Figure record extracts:
────────────────

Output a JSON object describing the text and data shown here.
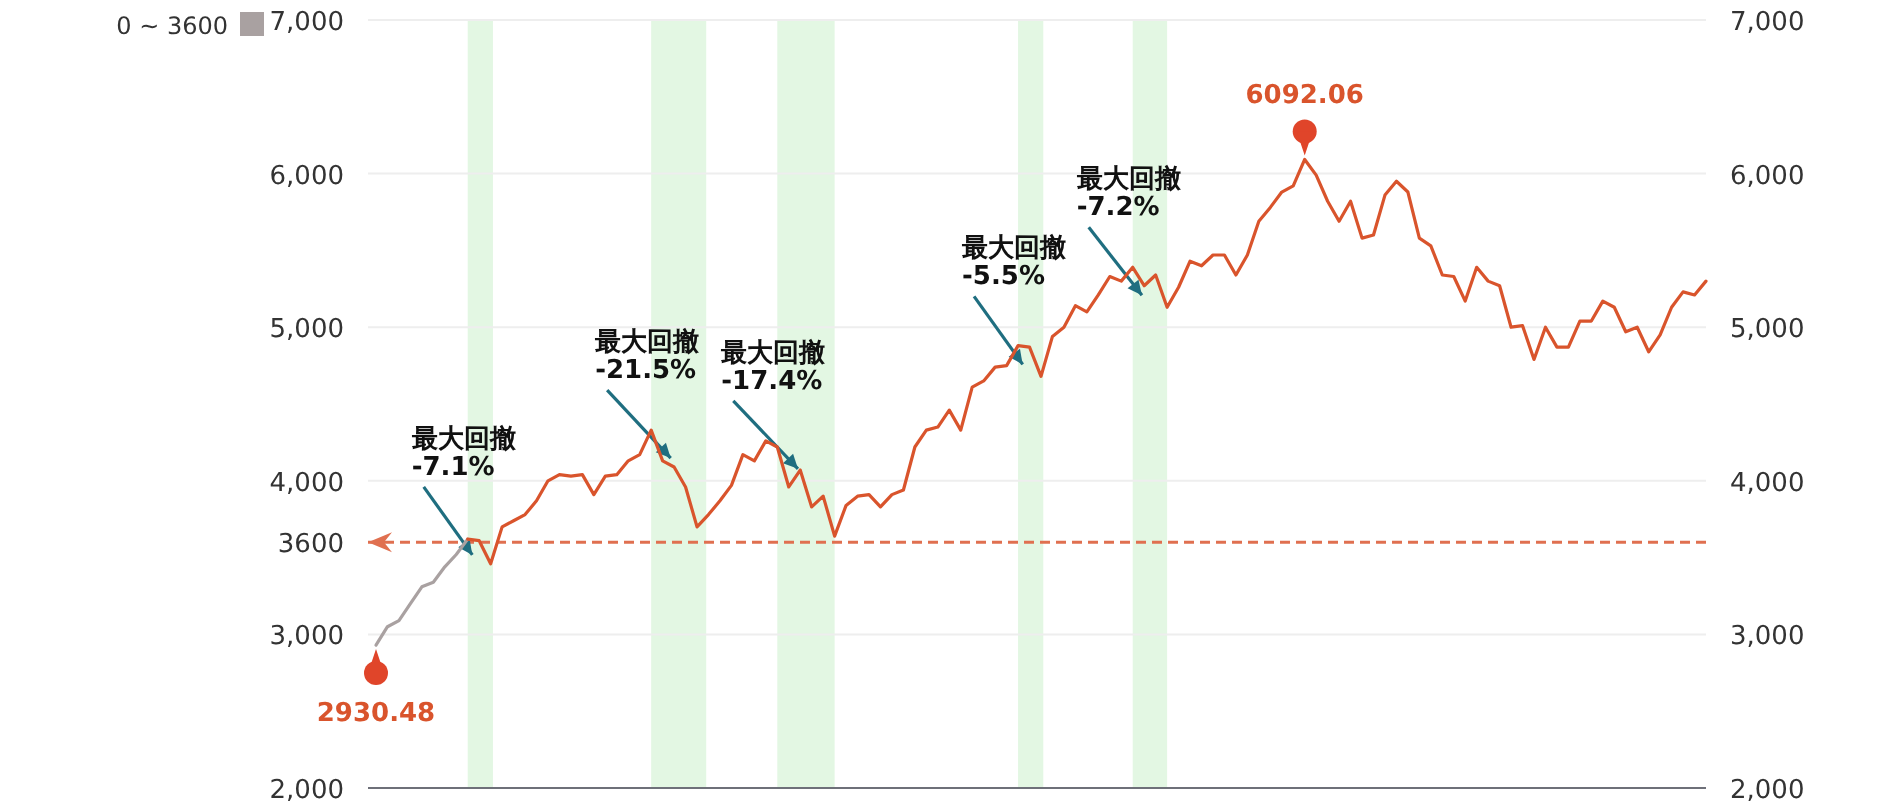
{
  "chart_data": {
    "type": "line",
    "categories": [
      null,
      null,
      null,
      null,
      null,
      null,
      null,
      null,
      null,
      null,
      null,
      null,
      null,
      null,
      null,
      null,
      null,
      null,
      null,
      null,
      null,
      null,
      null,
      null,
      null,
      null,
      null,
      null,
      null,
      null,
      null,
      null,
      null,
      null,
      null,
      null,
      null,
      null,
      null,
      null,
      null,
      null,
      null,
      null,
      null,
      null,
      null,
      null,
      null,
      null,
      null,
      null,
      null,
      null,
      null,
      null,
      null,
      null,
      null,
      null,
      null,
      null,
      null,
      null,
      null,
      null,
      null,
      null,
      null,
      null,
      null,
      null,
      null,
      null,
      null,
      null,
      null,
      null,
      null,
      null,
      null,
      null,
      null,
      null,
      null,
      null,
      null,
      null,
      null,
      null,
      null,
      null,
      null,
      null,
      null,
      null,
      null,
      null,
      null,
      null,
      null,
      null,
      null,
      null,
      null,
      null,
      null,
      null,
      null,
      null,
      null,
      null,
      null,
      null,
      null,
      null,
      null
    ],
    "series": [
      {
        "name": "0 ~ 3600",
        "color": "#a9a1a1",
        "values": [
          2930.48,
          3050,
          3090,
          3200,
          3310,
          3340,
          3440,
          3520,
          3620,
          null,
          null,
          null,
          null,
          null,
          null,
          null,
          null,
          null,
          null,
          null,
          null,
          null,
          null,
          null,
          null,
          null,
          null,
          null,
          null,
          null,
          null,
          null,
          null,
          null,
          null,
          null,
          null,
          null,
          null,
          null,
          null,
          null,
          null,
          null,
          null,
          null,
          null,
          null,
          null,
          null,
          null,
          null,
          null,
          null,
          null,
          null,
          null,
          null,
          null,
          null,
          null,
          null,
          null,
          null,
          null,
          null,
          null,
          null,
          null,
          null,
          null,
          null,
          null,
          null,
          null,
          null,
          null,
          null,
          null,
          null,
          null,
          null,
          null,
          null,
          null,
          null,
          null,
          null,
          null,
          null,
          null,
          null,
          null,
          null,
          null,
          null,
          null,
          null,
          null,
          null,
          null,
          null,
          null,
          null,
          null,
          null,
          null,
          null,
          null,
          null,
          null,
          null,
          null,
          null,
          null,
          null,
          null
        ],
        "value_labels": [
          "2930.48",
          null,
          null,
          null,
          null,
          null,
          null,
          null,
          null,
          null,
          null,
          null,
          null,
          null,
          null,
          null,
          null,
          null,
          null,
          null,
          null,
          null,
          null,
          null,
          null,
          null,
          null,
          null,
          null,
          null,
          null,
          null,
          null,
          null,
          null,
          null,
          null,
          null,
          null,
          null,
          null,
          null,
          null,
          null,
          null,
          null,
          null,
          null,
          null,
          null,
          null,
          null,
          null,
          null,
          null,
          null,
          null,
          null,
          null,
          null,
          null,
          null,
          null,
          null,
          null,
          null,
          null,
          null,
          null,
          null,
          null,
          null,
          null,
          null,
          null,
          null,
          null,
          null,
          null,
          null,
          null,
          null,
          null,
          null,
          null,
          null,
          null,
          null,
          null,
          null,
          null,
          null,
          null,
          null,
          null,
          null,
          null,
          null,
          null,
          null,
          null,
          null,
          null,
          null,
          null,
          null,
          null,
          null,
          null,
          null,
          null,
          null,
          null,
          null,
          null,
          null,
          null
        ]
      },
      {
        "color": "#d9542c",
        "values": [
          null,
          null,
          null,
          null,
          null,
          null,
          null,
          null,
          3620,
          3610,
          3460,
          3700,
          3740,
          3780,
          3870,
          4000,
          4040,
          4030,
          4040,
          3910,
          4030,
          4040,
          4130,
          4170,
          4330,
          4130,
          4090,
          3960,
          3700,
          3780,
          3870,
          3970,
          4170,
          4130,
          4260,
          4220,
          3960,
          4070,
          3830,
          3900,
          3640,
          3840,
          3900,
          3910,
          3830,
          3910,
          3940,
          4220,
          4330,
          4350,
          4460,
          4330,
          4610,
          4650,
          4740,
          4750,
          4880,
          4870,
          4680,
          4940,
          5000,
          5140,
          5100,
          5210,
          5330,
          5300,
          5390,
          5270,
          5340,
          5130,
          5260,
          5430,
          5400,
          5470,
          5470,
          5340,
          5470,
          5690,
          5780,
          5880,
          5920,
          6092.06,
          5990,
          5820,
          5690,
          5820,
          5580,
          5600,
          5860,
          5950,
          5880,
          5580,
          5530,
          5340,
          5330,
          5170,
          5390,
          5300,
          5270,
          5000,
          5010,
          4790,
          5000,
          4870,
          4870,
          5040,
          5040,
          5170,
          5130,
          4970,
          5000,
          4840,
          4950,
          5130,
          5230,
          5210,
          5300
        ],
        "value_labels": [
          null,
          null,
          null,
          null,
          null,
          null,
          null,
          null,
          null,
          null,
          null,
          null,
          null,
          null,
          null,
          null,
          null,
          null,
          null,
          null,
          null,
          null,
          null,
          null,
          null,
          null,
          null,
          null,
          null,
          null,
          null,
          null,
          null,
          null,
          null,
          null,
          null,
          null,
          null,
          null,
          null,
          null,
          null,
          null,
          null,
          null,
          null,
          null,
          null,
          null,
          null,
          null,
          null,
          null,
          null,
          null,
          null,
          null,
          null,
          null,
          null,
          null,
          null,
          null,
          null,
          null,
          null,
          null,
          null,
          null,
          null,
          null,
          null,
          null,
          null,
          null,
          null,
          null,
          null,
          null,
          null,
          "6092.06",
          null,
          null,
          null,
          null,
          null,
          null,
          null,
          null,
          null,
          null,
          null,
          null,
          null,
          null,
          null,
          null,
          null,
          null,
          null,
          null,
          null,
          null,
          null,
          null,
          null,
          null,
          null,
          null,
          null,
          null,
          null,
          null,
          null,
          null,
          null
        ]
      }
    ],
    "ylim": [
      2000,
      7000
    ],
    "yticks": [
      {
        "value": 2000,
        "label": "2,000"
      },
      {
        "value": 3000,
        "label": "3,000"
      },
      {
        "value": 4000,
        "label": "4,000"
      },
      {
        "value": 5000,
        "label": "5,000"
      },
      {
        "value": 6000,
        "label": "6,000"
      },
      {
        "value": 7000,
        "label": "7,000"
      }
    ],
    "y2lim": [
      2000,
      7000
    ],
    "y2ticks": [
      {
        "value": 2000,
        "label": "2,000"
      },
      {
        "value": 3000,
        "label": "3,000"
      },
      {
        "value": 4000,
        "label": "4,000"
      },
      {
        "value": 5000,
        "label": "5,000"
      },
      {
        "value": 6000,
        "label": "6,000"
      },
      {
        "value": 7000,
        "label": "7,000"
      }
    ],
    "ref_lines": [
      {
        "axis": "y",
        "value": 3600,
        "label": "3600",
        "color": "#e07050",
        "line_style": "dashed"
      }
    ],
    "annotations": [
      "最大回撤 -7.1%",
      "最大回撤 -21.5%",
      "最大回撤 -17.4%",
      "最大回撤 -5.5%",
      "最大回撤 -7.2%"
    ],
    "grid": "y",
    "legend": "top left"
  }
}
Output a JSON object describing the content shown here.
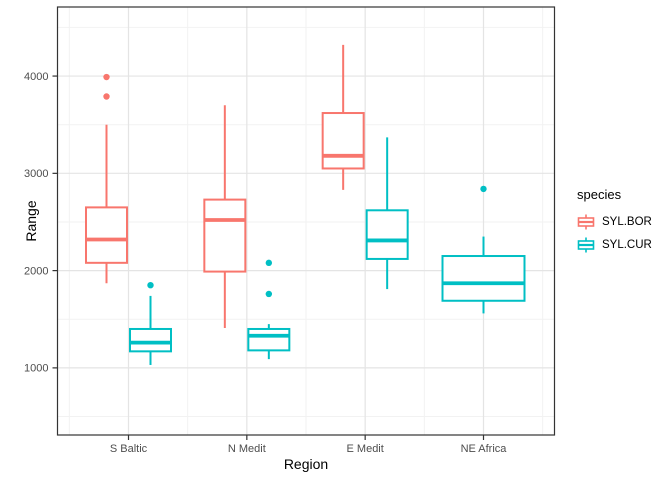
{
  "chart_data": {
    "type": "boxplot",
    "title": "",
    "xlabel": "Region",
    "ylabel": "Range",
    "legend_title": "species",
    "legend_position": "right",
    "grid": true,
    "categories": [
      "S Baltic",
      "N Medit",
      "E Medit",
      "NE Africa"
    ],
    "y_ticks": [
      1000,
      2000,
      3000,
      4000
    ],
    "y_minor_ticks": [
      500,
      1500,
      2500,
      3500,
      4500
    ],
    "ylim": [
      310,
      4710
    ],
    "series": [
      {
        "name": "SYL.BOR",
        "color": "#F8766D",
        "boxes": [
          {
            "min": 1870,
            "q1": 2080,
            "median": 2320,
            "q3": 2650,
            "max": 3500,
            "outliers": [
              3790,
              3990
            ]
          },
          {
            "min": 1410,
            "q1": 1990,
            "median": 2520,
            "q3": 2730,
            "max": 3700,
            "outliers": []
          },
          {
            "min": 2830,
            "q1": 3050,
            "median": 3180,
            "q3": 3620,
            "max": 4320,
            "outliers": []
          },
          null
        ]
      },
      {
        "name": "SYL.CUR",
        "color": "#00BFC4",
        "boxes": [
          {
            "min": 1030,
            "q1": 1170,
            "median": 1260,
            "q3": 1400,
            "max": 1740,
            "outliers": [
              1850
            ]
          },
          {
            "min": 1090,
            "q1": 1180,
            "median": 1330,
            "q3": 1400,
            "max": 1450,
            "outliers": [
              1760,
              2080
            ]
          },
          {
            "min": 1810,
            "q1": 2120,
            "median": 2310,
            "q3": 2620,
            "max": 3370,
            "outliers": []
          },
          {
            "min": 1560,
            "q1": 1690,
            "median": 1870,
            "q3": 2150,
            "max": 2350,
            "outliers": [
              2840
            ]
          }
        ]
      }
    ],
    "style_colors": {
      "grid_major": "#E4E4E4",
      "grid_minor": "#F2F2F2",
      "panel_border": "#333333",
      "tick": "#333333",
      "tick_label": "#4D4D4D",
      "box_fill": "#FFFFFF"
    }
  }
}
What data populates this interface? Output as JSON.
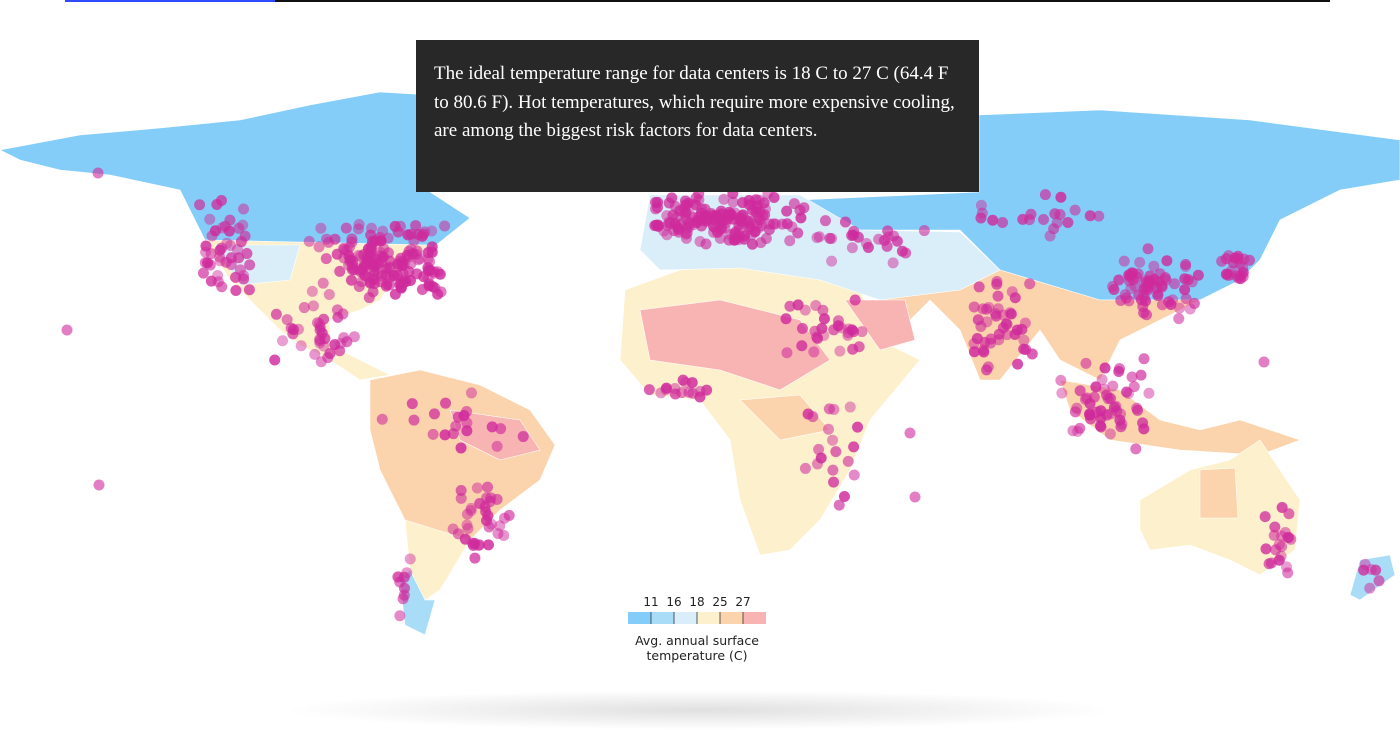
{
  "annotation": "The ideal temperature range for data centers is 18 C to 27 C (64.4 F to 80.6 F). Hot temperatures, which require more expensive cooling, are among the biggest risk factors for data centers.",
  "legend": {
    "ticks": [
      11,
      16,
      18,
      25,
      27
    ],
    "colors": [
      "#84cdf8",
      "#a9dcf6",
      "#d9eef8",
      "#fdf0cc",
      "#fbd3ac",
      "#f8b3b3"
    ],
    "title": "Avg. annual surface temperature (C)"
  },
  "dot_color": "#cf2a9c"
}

────────────────

Lines holding the word "Output" should be counted across the entries; state only how many there are.

- _Task solution_: 3